Excerpted records:
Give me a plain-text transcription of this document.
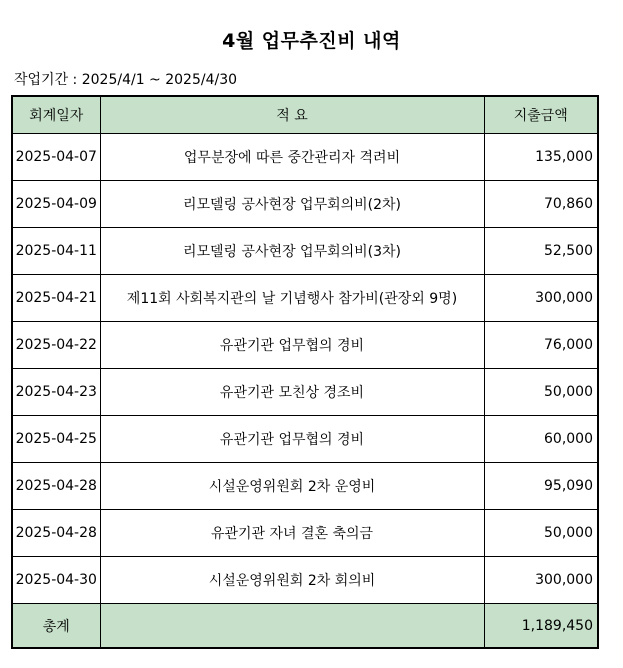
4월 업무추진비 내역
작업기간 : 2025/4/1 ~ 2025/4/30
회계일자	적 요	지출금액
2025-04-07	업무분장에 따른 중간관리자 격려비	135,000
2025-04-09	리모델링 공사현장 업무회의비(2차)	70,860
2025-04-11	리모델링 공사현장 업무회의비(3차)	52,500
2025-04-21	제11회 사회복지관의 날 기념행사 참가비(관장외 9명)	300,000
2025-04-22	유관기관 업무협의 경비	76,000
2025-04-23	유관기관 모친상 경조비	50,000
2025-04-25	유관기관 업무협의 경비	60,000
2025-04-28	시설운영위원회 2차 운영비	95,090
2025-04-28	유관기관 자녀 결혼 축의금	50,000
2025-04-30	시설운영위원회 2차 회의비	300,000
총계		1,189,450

Given task: Drop the pictures and reproduce the rest of the entries above exactly.

Output for this exercise:
Give me a plain-text transcription of this document.
4월 업무추진비 내역
작업기간 : 2025/4/1 ~ 2025/4/30
회계일자	적 요	지출금액
2025-04-07	업무분장에 따른 중간관리자 격려비	135,000
2025-04-09	리모델링 공사현장 업무회의비(2차)	70,860
2025-04-11	리모델링 공사현장 업무회의비(3차)	52,500
2025-04-21	제11회 사회복지관의 날 기념행사 참가비(관장외 9명)	300,000
2025-04-22	유관기관 업무협의 경비	76,000
2025-04-23	유관기관 모친상 경조비	50,000
2025-04-25	유관기관 업무협의 경비	60,000
2025-04-28	시설운영위원회 2차 운영비	95,090
2025-04-28	유관기관 자녀 결혼 축의금	50,000
2025-04-30	시설운영위원회 2차 회의비	300,000
총계		1,189,450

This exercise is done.